TASK TO COMPLETE:
Write out every entry word for word.

RAW RECORDS:
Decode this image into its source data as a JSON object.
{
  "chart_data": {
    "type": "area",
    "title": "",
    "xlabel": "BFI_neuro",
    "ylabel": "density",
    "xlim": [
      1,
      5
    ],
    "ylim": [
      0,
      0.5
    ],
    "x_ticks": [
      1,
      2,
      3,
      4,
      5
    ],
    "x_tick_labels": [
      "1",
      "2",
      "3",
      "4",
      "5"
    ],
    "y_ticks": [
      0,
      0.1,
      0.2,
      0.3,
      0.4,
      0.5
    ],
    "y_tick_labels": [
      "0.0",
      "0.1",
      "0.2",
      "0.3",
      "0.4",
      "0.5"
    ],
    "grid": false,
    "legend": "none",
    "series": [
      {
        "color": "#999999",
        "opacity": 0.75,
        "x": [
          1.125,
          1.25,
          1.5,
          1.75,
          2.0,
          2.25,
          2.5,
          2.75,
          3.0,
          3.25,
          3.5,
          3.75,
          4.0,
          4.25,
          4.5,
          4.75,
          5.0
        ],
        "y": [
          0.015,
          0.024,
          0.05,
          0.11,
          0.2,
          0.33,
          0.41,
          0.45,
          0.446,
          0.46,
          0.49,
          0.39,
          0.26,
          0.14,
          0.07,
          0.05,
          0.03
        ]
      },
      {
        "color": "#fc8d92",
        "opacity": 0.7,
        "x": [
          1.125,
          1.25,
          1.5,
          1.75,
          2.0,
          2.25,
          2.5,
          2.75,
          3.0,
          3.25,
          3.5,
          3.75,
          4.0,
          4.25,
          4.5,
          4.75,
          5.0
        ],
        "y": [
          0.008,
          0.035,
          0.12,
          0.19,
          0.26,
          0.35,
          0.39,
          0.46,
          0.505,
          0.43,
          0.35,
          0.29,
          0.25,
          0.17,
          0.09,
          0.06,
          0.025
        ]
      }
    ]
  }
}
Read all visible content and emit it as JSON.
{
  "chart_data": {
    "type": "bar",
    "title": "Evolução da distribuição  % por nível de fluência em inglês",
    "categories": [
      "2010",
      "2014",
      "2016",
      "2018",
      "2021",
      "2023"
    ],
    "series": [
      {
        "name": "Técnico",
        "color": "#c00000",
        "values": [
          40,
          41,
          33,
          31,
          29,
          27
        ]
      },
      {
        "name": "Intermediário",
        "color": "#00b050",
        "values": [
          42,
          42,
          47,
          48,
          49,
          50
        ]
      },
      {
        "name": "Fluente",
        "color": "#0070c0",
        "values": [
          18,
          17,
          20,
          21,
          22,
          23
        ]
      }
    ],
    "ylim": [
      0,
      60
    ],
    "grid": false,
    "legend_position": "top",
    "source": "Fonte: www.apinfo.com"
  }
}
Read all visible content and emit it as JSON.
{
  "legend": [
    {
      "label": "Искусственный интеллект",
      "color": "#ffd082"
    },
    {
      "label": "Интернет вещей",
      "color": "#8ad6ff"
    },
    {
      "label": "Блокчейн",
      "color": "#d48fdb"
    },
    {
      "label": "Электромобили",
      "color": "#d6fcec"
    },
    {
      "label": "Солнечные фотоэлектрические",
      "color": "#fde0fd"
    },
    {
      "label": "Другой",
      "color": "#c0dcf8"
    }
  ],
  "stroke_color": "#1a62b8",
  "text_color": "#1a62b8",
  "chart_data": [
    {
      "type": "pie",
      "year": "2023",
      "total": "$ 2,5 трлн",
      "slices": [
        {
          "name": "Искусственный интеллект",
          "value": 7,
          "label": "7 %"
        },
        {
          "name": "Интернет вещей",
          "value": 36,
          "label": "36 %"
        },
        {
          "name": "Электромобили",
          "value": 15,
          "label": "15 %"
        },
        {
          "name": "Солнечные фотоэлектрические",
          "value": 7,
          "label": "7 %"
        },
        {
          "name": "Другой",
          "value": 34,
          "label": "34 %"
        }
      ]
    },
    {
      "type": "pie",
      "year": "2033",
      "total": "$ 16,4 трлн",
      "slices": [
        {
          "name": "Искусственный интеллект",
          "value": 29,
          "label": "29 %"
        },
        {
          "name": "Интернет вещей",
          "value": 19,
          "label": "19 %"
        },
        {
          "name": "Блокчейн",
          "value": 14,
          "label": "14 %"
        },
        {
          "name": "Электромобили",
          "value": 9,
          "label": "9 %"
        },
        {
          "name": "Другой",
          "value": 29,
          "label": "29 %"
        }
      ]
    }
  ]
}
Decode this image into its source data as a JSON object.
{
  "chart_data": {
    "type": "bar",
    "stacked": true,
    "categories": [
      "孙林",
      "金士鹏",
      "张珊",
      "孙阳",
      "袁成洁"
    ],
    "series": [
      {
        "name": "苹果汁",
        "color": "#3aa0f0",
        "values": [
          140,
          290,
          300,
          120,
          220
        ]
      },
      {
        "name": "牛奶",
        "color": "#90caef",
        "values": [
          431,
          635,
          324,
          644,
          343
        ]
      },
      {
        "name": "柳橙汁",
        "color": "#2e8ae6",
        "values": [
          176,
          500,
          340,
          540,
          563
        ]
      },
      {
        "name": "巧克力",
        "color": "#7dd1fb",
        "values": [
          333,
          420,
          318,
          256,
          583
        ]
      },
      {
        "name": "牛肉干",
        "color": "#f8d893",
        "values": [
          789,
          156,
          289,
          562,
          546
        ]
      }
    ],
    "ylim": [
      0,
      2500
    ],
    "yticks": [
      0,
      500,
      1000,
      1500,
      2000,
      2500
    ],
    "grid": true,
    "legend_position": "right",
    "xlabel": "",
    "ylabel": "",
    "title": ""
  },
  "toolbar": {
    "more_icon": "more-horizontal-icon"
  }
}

IN RESPONSE:
Decode this image into its source data as a JSON object.
{
  "chart_data": {
    "type": "area",
    "title": "",
    "xlabel": "BFI_neuro",
    "ylabel": "density",
    "xlim": [
      1,
      5
    ],
    "ylim": [
      0,
      0.5
    ],
    "x_ticks": [
      1,
      2,
      3,
      4,
      5
    ],
    "x_tick_labels": [
      "1",
      "2",
      "3",
      "4",
      "5"
    ],
    "y_ticks": [
      0,
      0.1,
      0.2,
      0.3,
      0.4,
      0.5
    ],
    "y_tick_labels": [
      "0.0",
      "0.1",
      "0.2",
      "0.3",
      "0.4",
      "0.5"
    ],
    "grid": false,
    "legend": "none",
    "series": [
      {
        "color": "#999999",
        "opacity": 0.75,
        "x": [
          1.125,
          1.25,
          1.5,
          1.75,
          2.0,
          2.25,
          2.5,
          2.75,
          3.0,
          3.25,
          3.5,
          3.75,
          4.0,
          4.25,
          4.5,
          4.75,
          5.0
        ],
        "y": [
          0.015,
          0.024,
          0.05,
          0.11,
          0.2,
          0.33,
          0.41,
          0.45,
          0.446,
          0.46,
          0.49,
          0.39,
          0.26,
          0.14,
          0.07,
          0.05,
          0.03
        ]
      },
      {
        "color": "#fc8d92",
        "opacity": 0.7,
        "x": [
          1.125,
          1.25,
          1.5,
          1.75,
          2.0,
          2.25,
          2.5,
          2.75,
          3.0,
          3.25,
          3.5,
          3.75,
          4.0,
          4.25,
          4.5,
          4.75,
          5.0
        ],
        "y": [
          0.008,
          0.035,
          0.12,
          0.19,
          0.26,
          0.35,
          0.39,
          0.46,
          0.505,
          0.43,
          0.35,
          0.29,
          0.25,
          0.17,
          0.09,
          0.06,
          0.025
        ]
      }
    ]
  }
}
Read all visible content and emit it as JSON.
{
  "chart_data": {
    "type": "bar",
    "title": "Evolução da distribuição  % por nível de fluência em inglês",
    "categories": [
      "2010",
      "2014",
      "2016",
      "2018",
      "2021",
      "2023"
    ],
    "series": [
      {
        "name": "Técnico",
        "color": "#c00000",
        "values": [
          40,
          41,
          33,
          31,
          29,
          27
        ]
      },
      {
        "name": "Intermediário",
        "color": "#00b050",
        "values": [
          42,
          42,
          47,
          48,
          49,
          50
        ]
      },
      {
        "name": "Fluente",
        "color": "#0070c0",
        "values": [
          18,
          17,
          20,
          21,
          22,
          23
        ]
      }
    ],
    "ylim": [
      0,
      60
    ],
    "grid": false,
    "legend_position": "top",
    "source": "Fonte: www.apinfo.com"
  }
}
Read all visible content and emit it as JSON.
{
  "legend": [
    {
      "label": "Искусственный интеллект",
      "color": "#ffd082"
    },
    {
      "label": "Интернет вещей",
      "color": "#8ad6ff"
    },
    {
      "label": "Блокчейн",
      "color": "#d48fdb"
    },
    {
      "label": "Электромобили",
      "color": "#d6fcec"
    },
    {
      "label": "Солнечные фотоэлектрические",
      "color": "#fde0fd"
    },
    {
      "label": "Другой",
      "color": "#c0dcf8"
    }
  ],
  "stroke_color": "#1a62b8",
  "text_color": "#1a62b8",
  "chart_data": [
    {
      "type": "pie",
      "year": "2023",
      "total": "$ 2,5 трлн",
      "slices": [
        {
          "name": "Искусственный интеллект",
          "value": 7,
          "label": "7 %"
        },
        {
          "name": "Интернет вещей",
          "value": 36,
          "label": "36 %"
        },
        {
          "name": "Электромобили",
          "value": 15,
          "label": "15 %"
        },
        {
          "name": "Солнечные фотоэлектрические",
          "value": 7,
          "label": "7 %"
        },
        {
          "name": "Другой",
          "value": 34,
          "label": "34 %"
        }
      ]
    },
    {
      "type": "pie",
      "year": "2033",
      "total": "$ 16,4 трлн",
      "slices": [
        {
          "name": "Искусственный интеллект",
          "value": 29,
          "label": "29 %"
        },
        {
          "name": "Интернет вещей",
          "value": 19,
          "label": "19 %"
        },
        {
          "name": "Блокчейн",
          "value": 14,
          "label": "14 %"
        },
        {
          "name": "Электромобили",
          "value": 9,
          "label": "9 %"
        },
        {
          "name": "Другой",
          "value": 29,
          "label": "29 %"
        }
      ]
    }
  ]
}
Decode this image into its source data as a JSON object.
{
  "chart_data": {
    "type": "bar",
    "stacked": true,
    "categories": [
      "孙林",
      "金士鹏",
      "张珊",
      "孙阳",
      "袁成洁"
    ],
    "series": [
      {
        "name": "苹果汁",
        "color": "#3aa0f0",
        "values": [
          140,
          290,
          300,
          120,
          220
        ]
      },
      {
        "name": "牛奶",
        "color": "#90caef",
        "values": [
          431,
          635,
          324,
          644,
          343
        ]
      },
      {
        "name": "柳橙汁",
        "color": "#2e8ae6",
        "values": [
          176,
          500,
          340,
          540,
          563
        ]
      },
      {
        "name": "巧克力",
        "color": "#7dd1fb",
        "values": [
          333,
          420,
          318,
          256,
          583
        ]
      },
      {
        "name": "牛肉干",
        "color": "#f8d893",
        "values": [
          789,
          156,
          289,
          562,
          546
        ]
      }
    ],
    "ylim": [
      0,
      2500
    ],
    "yticks": [
      0,
      500,
      1000,
      1500,
      2000,
      2500
    ],
    "grid": true,
    "legend_position": "right",
    "xlabel": "",
    "ylabel": "",
    "title": ""
  },
  "toolbar": {
    "more_icon": "more-horizontal-icon"
  }
}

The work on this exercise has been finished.